» **What to do**
Rewrite the records below, swapping every "To write" for "Pending" and leaving the rest as it is.

» **Dataset records**
********************

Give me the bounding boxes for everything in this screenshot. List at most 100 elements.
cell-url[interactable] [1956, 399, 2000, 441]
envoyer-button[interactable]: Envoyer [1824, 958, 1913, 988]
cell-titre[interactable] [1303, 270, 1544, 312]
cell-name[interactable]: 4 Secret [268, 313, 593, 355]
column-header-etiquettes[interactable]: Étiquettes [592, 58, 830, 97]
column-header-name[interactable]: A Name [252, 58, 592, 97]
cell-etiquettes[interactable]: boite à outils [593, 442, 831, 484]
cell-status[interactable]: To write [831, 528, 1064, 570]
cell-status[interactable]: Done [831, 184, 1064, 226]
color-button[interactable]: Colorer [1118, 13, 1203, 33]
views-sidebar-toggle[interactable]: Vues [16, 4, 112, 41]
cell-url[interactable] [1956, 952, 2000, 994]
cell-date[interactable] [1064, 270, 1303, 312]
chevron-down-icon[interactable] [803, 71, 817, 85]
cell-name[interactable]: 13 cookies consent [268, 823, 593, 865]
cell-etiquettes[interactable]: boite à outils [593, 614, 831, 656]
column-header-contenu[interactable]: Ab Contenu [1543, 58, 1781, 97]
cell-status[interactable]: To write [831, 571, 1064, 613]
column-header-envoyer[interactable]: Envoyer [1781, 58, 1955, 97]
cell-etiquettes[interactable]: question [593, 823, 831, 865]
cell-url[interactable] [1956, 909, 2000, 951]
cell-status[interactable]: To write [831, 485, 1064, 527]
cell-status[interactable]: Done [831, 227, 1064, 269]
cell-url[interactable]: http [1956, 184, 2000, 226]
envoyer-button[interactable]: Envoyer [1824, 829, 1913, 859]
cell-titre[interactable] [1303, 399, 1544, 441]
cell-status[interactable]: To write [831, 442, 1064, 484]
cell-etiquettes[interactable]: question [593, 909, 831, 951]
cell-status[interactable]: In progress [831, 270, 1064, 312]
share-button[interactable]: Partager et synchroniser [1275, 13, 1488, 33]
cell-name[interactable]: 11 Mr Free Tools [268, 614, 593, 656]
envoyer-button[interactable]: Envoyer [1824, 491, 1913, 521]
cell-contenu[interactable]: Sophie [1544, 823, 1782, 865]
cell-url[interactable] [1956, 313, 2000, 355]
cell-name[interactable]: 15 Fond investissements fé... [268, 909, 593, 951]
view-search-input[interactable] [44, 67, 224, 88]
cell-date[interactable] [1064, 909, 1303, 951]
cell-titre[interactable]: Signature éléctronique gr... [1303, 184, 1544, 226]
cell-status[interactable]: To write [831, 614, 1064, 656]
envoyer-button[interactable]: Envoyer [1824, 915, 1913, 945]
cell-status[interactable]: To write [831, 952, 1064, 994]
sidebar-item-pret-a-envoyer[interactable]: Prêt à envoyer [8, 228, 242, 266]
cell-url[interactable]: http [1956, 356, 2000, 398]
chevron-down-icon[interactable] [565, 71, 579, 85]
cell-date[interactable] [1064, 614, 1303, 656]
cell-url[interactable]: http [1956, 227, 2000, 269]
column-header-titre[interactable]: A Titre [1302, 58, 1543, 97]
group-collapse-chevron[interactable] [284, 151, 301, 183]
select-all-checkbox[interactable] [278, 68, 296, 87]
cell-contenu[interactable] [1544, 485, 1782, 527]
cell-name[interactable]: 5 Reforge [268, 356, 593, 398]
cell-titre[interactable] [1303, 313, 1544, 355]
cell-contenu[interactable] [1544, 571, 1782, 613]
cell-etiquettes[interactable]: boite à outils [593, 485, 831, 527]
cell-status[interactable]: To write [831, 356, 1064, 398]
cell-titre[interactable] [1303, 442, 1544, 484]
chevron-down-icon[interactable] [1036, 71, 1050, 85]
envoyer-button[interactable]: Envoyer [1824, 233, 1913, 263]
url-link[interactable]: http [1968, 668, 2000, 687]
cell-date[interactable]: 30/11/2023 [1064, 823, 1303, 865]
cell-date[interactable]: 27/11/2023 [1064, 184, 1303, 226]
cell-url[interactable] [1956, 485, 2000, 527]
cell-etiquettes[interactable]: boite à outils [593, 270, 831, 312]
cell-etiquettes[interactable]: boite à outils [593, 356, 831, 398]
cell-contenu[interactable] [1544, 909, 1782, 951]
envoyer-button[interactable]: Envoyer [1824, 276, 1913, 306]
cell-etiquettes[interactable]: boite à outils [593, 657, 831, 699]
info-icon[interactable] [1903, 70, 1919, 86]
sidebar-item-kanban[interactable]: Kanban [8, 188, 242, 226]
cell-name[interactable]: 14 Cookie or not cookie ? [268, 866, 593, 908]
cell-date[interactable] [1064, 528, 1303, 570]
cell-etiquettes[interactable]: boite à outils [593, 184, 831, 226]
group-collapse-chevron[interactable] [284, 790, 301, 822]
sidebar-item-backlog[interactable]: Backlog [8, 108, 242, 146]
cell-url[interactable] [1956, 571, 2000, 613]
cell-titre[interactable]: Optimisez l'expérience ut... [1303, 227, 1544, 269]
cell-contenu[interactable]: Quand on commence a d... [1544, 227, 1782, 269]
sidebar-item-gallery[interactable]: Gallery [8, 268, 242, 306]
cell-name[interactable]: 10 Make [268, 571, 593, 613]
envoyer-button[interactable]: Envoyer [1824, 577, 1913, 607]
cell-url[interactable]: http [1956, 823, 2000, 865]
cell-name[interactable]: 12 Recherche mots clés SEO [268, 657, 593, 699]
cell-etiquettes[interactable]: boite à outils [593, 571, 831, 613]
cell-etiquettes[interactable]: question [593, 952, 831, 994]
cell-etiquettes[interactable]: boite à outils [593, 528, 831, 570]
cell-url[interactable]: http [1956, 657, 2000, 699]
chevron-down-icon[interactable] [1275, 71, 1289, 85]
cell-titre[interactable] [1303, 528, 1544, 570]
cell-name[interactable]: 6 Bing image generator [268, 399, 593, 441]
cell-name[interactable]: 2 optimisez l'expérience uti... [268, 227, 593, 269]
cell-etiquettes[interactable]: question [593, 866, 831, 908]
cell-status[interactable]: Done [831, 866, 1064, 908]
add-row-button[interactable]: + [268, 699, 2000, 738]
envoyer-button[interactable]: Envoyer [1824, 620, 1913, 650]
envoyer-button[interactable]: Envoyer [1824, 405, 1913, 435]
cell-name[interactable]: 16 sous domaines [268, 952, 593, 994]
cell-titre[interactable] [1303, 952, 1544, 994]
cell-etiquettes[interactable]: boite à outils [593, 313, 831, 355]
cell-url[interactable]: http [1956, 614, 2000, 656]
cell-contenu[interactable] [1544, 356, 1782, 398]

********************

» **Full output**
Give me the bounding boxes for everything in this screenshot. List at most 100 elements.
cell-url[interactable] [1956, 399, 2000, 441]
envoyer-button[interactable]: Envoyer [1824, 958, 1913, 988]
cell-titre[interactable] [1303, 270, 1544, 312]
cell-name[interactable]: 4 Secret [268, 313, 593, 355]
column-header-etiquettes[interactable]: Étiquettes [592, 58, 830, 97]
column-header-name[interactable]: A Name [252, 58, 592, 97]
cell-etiquettes[interactable]: boite à outils [593, 442, 831, 484]
cell-status[interactable]: Pending [831, 528, 1064, 570]
cell-status[interactable]: Done [831, 184, 1064, 226]
color-button[interactable]: Colorer [1118, 13, 1203, 33]
views-sidebar-toggle[interactable]: Vues [16, 4, 112, 41]
cell-url[interactable] [1956, 952, 2000, 994]
cell-date[interactable] [1064, 270, 1303, 312]
chevron-down-icon[interactable] [803, 71, 817, 85]
cell-name[interactable]: 13 cookies consent [268, 823, 593, 865]
cell-etiquettes[interactable]: boite à outils [593, 614, 831, 656]
column-header-contenu[interactable]: Ab Contenu [1543, 58, 1781, 97]
cell-status[interactable]: Pending [831, 571, 1064, 613]
column-header-envoyer[interactable]: Envoyer [1781, 58, 1955, 97]
cell-etiquettes[interactable]: question [593, 823, 831, 865]
cell-url[interactable] [1956, 909, 2000, 951]
cell-status[interactable]: Pending [831, 485, 1064, 527]
cell-status[interactable]: Done [831, 227, 1064, 269]
cell-url[interactable]: http [1956, 184, 2000, 226]
envoyer-button[interactable]: Envoyer [1824, 829, 1913, 859]
cell-titre[interactable] [1303, 399, 1544, 441]
cell-status[interactable]: Pending [831, 442, 1064, 484]
cell-etiquettes[interactable]: question [593, 909, 831, 951]
cell-status[interactable]: In progress [831, 270, 1064, 312]
share-button[interactable]: Partager et synchroniser [1275, 13, 1488, 33]
cell-name[interactable]: 11 Mr Free Tools [268, 614, 593, 656]
envoyer-button[interactable]: Envoyer [1824, 491, 1913, 521]
cell-contenu[interactable]: Sophie [1544, 823, 1782, 865]
cell-url[interactable] [1956, 313, 2000, 355]
cell-name[interactable]: 15 Fond investissements fé... [268, 909, 593, 951]
view-search-input[interactable] [44, 67, 224, 88]
cell-date[interactable] [1064, 909, 1303, 951]
cell-titre[interactable]: Signature éléctronique gr... [1303, 184, 1544, 226]
cell-status[interactable]: Pending [831, 614, 1064, 656]
envoyer-button[interactable]: Envoyer [1824, 915, 1913, 945]
cell-status[interactable]: Pending [831, 952, 1064, 994]
sidebar-item-pret-a-envoyer[interactable]: Prêt à envoyer [8, 228, 242, 266]
cell-url[interactable]: http [1956, 356, 2000, 398]
chevron-down-icon[interactable] [565, 71, 579, 85]
cell-date[interactable] [1064, 614, 1303, 656]
cell-url[interactable]: http [1956, 227, 2000, 269]
column-header-titre[interactable]: A Titre [1302, 58, 1543, 97]
group-collapse-chevron[interactable] [284, 151, 301, 183]
select-all-checkbox[interactable] [278, 68, 296, 87]
cell-contenu[interactable] [1544, 485, 1782, 527]
cell-name[interactable]: 5 Reforge [268, 356, 593, 398]
cell-titre[interactable] [1303, 313, 1544, 355]
cell-contenu[interactable] [1544, 571, 1782, 613]
cell-etiquettes[interactable]: boite à outils [593, 485, 831, 527]
cell-status[interactable]: Pending [831, 356, 1064, 398]
cell-titre[interactable] [1303, 442, 1544, 484]
chevron-down-icon[interactable] [1036, 71, 1050, 85]
envoyer-button[interactable]: Envoyer [1824, 233, 1913, 263]
url-link[interactable]: http [1968, 668, 2000, 687]
cell-date[interactable]: 30/11/2023 [1064, 823, 1303, 865]
cell-date[interactable]: 27/11/2023 [1064, 184, 1303, 226]
cell-url[interactable] [1956, 485, 2000, 527]
cell-etiquettes[interactable]: boite à outils [593, 270, 831, 312]
cell-etiquettes[interactable]: boite à outils [593, 356, 831, 398]
cell-contenu[interactable] [1544, 909, 1782, 951]
envoyer-button[interactable]: Envoyer [1824, 276, 1913, 306]
cell-etiquettes[interactable]: boite à outils [593, 657, 831, 699]
info-icon[interactable] [1903, 70, 1919, 86]
sidebar-item-kanban[interactable]: Kanban [8, 188, 242, 226]
cell-name[interactable]: 14 Cookie or not cookie ? [268, 866, 593, 908]
cell-date[interactable] [1064, 528, 1303, 570]
cell-etiquettes[interactable]: boite à outils [593, 184, 831, 226]
group-collapse-chevron[interactable] [284, 790, 301, 822]
sidebar-item-backlog[interactable]: Backlog [8, 108, 242, 146]
cell-url[interactable] [1956, 571, 2000, 613]
cell-titre[interactable]: Optimisez l'expérience ut... [1303, 227, 1544, 269]
cell-contenu[interactable]: Quand on commence a d... [1544, 227, 1782, 269]
sidebar-item-gallery[interactable]: Gallery [8, 268, 242, 306]
cell-name[interactable]: 10 Make [268, 571, 593, 613]
envoyer-button[interactable]: Envoyer [1824, 577, 1913, 607]
cell-url[interactable]: http [1956, 823, 2000, 865]
cell-name[interactable]: 12 Recherche mots clés SEO [268, 657, 593, 699]
cell-etiquettes[interactable]: boite à outils [593, 571, 831, 613]
cell-etiquettes[interactable]: question [593, 952, 831, 994]
cell-etiquettes[interactable]: boite à outils [593, 528, 831, 570]
cell-url[interactable]: http [1956, 657, 2000, 699]
chevron-down-icon[interactable] [1275, 71, 1289, 85]
cell-titre[interactable] [1303, 528, 1544, 570]
cell-name[interactable]: 6 Bing image generator [268, 399, 593, 441]
cell-name[interactable]: 2 optimisez l'expérience uti... [268, 227, 593, 269]
cell-etiquettes[interactable]: question [593, 866, 831, 908]
cell-status[interactable]: Done [831, 866, 1064, 908]
add-row-button[interactable]: + [268, 699, 2000, 738]
envoyer-button[interactable]: Envoyer [1824, 620, 1913, 650]
envoyer-button[interactable]: Envoyer [1824, 405, 1913, 435]
cell-name[interactable]: 16 sous domaines [268, 952, 593, 994]
cell-titre[interactable] [1303, 952, 1544, 994]
cell-etiquettes[interactable]: boite à outils [593, 313, 831, 355]
cell-url[interactable]: http [1956, 614, 2000, 656]
cell-contenu[interactable] [1544, 356, 1782, 398]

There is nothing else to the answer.